Data section:
───

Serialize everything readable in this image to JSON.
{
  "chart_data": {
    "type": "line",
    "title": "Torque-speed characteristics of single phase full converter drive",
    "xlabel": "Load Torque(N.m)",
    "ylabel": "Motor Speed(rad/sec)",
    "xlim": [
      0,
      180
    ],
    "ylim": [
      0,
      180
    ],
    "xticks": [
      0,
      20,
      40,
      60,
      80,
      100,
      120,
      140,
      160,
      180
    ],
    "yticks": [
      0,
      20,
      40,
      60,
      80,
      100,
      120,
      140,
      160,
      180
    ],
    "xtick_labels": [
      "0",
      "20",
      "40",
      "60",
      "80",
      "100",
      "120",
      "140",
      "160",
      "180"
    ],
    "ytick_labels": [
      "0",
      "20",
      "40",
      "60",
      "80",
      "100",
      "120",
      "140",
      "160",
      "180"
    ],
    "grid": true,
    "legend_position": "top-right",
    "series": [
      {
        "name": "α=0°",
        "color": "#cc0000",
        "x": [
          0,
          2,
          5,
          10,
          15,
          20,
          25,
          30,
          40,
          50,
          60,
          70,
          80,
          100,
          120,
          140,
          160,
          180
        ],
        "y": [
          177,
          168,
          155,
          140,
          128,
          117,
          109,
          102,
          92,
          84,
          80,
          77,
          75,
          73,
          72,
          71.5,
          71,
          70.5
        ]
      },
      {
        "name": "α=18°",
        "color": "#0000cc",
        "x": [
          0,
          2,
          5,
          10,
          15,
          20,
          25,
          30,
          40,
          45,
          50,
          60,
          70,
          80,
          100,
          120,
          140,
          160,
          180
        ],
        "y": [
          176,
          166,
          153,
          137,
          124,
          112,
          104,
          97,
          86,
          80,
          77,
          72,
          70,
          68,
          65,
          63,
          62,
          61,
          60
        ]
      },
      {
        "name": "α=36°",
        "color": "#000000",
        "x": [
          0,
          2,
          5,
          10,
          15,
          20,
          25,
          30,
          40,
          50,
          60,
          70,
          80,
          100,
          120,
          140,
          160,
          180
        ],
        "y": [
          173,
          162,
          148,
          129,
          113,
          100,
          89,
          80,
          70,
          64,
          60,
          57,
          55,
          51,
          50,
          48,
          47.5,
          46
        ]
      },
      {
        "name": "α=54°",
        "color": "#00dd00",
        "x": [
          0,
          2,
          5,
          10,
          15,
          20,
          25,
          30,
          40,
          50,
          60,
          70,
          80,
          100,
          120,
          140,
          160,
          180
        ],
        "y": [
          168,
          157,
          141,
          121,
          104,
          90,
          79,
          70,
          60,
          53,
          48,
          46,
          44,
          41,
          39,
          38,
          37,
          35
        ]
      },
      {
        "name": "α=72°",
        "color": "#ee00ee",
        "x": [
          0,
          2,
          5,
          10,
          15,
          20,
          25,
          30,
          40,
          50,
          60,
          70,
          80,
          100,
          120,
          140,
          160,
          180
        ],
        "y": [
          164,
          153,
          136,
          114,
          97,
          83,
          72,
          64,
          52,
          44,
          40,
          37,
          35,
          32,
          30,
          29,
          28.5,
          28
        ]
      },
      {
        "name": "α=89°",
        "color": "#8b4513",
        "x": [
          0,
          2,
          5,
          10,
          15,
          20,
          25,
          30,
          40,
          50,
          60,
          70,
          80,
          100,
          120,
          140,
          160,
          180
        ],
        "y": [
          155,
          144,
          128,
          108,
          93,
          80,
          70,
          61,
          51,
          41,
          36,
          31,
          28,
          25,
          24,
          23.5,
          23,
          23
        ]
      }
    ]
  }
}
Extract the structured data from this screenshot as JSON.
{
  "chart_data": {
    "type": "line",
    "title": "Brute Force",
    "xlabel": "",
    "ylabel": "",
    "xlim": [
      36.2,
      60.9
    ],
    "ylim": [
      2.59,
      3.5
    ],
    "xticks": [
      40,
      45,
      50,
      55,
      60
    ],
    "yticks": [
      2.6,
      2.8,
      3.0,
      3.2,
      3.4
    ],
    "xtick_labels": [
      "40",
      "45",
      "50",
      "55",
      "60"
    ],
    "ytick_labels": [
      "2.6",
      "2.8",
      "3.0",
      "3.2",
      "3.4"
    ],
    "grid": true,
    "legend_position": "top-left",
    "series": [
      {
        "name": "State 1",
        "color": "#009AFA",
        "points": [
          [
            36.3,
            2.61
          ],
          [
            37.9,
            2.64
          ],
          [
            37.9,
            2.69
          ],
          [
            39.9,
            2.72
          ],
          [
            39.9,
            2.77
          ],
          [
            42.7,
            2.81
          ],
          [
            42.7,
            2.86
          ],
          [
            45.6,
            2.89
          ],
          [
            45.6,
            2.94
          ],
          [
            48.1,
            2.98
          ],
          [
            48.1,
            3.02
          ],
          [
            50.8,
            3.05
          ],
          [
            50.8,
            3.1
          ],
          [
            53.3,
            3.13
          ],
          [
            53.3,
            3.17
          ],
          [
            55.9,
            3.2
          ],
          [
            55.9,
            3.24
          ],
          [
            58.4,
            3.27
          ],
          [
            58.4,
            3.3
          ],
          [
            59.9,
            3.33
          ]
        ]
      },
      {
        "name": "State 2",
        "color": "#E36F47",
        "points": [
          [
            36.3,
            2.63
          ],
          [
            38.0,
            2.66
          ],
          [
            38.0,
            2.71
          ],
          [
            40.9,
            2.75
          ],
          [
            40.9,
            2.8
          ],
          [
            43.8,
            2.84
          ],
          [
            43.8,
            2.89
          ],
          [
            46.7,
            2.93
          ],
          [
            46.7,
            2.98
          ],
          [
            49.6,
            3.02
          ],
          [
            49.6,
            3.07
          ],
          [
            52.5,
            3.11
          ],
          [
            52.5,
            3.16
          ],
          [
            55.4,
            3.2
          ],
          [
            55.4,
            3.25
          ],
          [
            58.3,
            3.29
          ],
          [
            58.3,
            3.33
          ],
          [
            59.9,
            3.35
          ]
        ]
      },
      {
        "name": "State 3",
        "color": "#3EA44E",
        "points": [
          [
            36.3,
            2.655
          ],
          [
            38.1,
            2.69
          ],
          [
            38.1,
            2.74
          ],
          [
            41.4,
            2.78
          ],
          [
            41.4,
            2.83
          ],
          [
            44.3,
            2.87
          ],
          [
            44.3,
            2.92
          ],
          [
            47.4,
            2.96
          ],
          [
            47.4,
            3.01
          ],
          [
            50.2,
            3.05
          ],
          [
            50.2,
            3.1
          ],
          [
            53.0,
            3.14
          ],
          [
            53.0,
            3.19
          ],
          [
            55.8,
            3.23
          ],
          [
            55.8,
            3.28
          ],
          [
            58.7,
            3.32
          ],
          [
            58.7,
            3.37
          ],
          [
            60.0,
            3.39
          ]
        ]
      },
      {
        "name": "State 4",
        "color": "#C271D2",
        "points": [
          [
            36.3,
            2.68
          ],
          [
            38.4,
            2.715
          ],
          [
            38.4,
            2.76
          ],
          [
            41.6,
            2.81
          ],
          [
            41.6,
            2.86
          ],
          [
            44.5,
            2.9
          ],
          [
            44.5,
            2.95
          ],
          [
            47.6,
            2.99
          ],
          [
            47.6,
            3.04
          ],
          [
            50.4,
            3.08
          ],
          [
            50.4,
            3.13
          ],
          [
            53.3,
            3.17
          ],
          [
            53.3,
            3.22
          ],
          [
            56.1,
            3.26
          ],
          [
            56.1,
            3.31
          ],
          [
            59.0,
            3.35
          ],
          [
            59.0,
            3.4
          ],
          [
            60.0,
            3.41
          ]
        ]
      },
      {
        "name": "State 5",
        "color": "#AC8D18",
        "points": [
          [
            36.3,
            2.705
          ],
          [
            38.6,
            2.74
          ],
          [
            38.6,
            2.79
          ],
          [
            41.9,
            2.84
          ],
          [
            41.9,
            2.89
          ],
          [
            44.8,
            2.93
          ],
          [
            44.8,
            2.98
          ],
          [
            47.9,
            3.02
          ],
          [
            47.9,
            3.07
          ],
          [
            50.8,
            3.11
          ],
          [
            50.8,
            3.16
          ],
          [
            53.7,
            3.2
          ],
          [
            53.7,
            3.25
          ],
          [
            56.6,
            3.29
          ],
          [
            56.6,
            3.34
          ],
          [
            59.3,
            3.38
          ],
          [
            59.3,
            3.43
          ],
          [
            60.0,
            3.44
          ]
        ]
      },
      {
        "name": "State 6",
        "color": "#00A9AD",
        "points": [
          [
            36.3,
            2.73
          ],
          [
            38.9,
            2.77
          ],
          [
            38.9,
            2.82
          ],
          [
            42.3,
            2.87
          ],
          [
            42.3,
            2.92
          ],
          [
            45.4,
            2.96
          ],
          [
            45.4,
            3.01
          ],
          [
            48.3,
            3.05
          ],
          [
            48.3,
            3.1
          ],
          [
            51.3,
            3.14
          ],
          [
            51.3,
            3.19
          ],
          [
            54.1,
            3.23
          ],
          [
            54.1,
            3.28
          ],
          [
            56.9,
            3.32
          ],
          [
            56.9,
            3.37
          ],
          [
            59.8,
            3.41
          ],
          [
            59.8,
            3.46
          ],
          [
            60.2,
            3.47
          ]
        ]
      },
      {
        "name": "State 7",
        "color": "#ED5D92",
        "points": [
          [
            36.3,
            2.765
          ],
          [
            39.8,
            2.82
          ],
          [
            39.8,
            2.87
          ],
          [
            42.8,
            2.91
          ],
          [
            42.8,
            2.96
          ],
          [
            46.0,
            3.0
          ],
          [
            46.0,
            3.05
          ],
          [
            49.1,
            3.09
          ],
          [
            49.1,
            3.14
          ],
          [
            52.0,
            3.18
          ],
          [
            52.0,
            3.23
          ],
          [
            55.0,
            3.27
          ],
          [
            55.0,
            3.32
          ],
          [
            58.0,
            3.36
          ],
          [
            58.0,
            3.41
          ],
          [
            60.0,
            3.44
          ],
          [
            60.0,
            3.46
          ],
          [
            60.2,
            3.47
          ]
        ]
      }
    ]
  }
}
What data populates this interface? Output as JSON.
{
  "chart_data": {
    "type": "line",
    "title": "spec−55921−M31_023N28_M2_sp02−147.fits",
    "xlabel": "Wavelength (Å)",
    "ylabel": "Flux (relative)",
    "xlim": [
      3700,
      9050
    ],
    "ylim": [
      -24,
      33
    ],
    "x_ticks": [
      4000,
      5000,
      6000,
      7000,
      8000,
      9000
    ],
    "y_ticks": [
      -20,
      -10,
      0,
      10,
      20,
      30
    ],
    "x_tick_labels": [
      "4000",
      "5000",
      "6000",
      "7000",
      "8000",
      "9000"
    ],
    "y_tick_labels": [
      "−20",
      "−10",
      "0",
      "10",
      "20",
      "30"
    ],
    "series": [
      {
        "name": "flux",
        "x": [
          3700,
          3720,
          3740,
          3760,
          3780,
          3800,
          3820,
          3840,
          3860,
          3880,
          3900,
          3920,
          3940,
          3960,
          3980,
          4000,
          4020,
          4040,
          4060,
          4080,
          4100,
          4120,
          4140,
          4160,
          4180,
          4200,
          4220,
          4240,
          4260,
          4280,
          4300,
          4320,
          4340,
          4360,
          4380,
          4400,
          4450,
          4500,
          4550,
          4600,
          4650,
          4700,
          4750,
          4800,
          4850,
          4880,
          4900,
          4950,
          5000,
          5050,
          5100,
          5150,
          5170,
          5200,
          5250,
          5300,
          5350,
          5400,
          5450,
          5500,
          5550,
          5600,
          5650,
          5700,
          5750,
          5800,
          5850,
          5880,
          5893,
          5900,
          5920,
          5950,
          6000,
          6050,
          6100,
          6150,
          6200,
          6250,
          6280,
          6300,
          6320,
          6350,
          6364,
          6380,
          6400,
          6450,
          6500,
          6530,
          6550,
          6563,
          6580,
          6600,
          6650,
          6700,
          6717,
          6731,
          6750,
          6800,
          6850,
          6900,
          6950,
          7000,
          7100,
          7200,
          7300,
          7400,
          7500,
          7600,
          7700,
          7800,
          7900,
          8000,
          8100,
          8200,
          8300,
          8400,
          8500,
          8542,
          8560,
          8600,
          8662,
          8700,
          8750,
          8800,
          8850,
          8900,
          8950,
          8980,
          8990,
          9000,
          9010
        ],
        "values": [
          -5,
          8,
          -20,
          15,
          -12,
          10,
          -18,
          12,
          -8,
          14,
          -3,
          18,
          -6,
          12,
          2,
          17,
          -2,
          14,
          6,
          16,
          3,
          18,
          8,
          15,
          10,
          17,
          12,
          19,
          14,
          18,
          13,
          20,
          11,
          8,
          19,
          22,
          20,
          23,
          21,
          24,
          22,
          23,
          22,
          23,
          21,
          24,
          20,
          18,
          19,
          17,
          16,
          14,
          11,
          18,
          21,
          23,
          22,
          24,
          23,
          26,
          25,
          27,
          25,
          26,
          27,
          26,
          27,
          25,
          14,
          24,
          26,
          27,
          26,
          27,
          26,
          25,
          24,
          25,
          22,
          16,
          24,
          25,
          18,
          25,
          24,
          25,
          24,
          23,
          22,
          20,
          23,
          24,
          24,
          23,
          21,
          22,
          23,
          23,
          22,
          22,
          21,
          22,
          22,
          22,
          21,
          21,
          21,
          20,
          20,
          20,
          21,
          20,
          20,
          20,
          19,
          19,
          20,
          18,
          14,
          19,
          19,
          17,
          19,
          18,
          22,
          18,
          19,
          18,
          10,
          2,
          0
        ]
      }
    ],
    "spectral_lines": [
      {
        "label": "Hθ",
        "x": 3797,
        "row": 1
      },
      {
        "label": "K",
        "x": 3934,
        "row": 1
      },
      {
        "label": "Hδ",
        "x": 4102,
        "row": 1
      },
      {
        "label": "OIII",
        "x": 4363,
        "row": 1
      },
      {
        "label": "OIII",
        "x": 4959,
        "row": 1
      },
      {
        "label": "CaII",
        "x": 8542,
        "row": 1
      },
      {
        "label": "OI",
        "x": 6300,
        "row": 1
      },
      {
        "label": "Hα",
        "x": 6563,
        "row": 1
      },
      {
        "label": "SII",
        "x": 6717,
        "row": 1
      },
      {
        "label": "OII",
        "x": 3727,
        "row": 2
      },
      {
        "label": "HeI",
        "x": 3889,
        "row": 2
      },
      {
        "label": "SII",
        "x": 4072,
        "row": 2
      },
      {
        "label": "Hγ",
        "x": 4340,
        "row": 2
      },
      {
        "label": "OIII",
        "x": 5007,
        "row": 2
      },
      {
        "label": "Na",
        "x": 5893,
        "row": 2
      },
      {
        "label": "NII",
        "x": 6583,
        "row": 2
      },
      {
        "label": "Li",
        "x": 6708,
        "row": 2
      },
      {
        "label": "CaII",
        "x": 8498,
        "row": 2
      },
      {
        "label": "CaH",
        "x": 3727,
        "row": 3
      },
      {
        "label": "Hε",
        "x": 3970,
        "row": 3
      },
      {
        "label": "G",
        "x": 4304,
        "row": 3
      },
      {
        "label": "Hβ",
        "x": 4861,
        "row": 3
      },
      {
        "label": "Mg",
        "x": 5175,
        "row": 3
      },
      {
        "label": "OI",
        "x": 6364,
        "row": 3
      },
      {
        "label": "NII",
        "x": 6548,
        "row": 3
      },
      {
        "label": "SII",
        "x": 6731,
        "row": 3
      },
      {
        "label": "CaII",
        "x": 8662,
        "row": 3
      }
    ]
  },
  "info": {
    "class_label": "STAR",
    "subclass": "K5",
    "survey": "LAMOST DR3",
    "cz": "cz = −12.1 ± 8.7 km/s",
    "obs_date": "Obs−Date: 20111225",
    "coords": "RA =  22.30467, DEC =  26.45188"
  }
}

───

Written instruction:
Which lines in the records above contain the string "xlabel"? Copy each one.

Task output:
    "xlabel": "Load Torque(N.m)",
    "xlabel": "",
    "xlabel": "Wavelength (Å)",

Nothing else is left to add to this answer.